──────── Material to process ────────
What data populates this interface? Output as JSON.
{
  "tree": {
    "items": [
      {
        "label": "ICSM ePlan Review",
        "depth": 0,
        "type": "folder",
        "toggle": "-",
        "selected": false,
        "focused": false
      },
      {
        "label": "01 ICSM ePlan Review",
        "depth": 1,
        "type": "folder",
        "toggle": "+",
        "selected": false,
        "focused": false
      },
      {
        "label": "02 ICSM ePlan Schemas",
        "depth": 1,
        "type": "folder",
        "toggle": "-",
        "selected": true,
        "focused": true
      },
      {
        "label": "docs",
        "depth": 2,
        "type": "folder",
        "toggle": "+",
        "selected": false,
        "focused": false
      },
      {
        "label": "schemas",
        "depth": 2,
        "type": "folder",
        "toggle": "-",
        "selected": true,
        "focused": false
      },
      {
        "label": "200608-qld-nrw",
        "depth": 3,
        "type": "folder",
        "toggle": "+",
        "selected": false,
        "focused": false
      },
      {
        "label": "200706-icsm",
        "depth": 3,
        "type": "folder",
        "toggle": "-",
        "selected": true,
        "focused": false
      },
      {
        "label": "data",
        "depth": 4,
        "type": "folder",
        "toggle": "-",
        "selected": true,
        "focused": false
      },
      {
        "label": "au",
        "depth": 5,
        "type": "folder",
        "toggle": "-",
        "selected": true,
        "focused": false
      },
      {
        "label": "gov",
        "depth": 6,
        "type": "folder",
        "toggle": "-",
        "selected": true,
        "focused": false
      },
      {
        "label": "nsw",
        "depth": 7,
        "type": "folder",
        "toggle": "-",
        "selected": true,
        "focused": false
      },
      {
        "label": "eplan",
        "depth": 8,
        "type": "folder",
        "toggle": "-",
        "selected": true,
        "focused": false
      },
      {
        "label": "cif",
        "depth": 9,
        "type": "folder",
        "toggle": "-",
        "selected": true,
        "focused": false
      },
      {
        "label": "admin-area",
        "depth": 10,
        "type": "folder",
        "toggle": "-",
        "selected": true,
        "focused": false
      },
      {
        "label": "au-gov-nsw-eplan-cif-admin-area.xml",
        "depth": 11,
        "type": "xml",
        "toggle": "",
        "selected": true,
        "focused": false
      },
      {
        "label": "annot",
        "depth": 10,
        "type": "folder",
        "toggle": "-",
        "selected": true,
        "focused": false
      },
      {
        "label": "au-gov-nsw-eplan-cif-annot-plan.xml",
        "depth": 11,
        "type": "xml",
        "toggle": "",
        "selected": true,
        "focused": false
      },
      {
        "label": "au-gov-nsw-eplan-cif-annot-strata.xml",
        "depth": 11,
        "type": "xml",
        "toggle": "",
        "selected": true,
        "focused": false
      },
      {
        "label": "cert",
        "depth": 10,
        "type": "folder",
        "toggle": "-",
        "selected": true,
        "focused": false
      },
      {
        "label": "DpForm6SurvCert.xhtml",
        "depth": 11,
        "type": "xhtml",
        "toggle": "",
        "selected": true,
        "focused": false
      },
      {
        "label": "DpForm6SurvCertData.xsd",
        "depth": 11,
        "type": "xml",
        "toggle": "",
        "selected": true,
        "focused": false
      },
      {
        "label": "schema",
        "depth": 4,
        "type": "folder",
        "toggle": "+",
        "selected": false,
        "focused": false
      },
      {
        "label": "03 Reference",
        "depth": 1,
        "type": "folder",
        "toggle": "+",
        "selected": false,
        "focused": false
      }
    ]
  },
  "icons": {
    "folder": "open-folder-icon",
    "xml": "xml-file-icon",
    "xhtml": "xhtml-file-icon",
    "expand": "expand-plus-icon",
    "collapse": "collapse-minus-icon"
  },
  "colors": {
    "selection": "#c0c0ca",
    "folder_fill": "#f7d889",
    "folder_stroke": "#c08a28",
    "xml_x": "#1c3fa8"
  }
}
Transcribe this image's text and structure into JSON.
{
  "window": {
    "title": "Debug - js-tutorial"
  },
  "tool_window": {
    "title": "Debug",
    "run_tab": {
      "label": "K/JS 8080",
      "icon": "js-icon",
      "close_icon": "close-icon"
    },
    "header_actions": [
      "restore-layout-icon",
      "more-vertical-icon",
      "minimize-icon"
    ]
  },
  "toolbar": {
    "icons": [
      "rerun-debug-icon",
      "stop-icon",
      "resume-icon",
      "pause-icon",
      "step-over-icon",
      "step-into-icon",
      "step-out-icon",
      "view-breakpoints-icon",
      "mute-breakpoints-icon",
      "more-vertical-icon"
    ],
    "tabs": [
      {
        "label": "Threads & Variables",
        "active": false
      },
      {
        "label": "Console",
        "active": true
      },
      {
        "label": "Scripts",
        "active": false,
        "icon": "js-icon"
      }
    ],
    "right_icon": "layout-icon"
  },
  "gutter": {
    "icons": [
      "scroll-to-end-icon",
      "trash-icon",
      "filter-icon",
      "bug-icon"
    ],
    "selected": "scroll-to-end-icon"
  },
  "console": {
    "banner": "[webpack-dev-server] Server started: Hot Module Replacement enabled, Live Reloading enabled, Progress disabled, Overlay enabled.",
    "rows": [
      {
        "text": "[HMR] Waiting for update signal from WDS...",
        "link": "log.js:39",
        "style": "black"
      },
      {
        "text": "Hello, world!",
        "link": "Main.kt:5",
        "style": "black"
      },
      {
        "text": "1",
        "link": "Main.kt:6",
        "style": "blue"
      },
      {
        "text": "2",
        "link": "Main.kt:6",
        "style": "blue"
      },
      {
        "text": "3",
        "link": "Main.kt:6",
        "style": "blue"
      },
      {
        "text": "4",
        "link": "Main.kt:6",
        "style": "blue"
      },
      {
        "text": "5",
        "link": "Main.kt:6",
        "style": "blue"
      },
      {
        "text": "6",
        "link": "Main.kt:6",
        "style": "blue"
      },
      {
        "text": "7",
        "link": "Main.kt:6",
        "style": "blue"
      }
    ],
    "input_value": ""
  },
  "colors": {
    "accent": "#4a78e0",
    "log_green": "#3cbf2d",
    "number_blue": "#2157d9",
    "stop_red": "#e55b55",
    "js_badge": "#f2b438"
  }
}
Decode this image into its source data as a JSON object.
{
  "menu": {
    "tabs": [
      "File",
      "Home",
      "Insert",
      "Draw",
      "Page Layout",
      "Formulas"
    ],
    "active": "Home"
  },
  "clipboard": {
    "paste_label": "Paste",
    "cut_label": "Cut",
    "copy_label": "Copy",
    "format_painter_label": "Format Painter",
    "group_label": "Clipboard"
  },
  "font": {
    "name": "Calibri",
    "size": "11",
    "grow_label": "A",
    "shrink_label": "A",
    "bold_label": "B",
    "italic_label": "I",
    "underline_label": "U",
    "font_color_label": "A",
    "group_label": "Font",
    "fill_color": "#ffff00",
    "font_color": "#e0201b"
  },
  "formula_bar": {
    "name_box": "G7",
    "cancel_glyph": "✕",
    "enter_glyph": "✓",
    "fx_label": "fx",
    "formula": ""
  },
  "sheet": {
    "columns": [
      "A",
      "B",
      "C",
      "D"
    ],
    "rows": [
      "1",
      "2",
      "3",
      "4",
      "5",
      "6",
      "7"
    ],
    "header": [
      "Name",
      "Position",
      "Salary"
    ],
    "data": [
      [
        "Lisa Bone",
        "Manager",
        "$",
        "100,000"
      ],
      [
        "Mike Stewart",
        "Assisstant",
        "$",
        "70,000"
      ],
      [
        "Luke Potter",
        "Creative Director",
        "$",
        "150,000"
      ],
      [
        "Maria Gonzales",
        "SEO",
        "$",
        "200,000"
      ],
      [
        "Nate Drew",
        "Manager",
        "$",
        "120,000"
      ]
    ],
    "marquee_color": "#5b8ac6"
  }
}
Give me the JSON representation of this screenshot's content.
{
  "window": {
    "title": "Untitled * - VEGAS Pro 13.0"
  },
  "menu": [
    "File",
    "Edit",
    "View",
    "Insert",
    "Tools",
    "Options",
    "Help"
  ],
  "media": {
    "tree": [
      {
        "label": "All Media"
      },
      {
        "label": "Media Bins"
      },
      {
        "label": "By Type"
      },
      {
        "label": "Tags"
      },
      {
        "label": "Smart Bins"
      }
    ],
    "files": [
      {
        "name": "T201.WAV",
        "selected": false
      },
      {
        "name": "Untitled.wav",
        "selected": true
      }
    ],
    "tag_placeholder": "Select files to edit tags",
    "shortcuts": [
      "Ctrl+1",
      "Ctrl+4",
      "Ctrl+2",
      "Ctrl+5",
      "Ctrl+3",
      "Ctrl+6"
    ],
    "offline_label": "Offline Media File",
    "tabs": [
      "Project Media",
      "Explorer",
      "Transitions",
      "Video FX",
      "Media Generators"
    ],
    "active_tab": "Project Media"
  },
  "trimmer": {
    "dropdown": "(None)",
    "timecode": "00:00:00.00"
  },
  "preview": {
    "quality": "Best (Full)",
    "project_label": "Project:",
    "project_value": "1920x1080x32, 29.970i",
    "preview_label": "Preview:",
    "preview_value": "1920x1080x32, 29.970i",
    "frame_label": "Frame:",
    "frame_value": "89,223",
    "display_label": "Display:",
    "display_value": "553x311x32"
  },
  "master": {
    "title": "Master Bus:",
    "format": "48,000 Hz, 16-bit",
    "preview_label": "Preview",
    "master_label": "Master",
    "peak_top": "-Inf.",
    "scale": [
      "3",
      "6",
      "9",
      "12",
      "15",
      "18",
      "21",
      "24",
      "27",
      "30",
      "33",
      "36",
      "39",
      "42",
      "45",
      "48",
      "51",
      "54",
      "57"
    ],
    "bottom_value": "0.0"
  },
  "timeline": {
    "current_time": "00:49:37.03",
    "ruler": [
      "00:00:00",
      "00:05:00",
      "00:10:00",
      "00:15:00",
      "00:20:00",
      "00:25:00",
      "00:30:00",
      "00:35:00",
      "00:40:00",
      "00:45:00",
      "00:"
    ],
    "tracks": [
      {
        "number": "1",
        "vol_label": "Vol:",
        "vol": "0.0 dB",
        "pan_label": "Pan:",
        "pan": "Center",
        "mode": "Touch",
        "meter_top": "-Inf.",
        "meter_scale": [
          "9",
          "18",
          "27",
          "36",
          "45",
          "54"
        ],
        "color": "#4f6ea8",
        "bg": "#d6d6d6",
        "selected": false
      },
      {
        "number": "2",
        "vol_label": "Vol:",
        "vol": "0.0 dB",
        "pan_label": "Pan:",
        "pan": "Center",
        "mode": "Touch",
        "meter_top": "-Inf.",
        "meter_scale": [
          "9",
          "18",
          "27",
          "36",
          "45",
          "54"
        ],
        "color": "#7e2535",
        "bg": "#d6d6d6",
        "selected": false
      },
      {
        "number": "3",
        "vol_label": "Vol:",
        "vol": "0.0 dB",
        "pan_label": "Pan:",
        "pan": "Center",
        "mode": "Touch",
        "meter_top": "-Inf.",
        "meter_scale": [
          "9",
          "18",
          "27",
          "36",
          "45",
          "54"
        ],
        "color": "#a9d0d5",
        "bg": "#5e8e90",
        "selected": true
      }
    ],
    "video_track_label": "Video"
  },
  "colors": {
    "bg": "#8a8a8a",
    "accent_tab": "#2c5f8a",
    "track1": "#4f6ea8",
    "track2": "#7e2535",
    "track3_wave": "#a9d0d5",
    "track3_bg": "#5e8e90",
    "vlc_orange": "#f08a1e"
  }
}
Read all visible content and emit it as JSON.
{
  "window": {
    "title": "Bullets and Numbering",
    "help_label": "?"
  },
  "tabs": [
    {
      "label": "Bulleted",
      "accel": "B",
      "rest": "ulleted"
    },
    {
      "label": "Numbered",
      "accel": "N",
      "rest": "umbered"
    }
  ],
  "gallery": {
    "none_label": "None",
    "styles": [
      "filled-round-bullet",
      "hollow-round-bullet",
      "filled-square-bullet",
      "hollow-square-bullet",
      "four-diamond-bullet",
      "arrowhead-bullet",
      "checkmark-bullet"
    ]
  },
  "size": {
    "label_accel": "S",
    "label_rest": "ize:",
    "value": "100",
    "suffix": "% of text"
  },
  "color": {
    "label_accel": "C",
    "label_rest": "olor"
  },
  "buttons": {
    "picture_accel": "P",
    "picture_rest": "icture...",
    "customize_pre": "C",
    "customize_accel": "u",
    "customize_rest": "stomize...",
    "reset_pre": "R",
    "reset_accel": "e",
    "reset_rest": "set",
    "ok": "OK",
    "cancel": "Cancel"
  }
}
────────
Task instructions — Quote exactly and only the lines from the one holding "Read all visible content and emit it as JSON." through the end of the data.

The answer —
Read all visible content and emit it as JSON.
{
  "window": {
    "title": "Bullets and Numbering",
    "help_label": "?"
  },
  "tabs": [
    {
      "label": "Bulleted",
      "accel": "B",
      "rest": "ulleted"
    },
    {
      "label": "Numbered",
      "accel": "N",
      "rest": "umbered"
    }
  ],
  "gallery": {
    "none_label": "None",
    "styles": [
      "filled-round-bullet",
      "hollow-round-bullet",
      "filled-square-bullet",
      "hollow-square-bullet",
      "four-diamond-bullet",
      "arrowhead-bullet",
      "checkmark-bullet"
    ]
  },
  "size": {
    "label_accel": "S",
    "label_rest": "ize:",
    "value": "100",
    "suffix": "% of text"
  },
  "color": {
    "label_accel": "C",
    "label_rest": "olor"
  },
  "buttons": {
    "picture_accel": "P",
    "picture_rest": "icture...",
    "customize_pre": "C",
    "customize_accel": "u",
    "customize_rest": "stomize...",
    "reset_pre": "R",
    "reset_accel": "e",
    "reset_rest": "set",
    "ok": "OK",
    "cancel": "Cancel"
  }
}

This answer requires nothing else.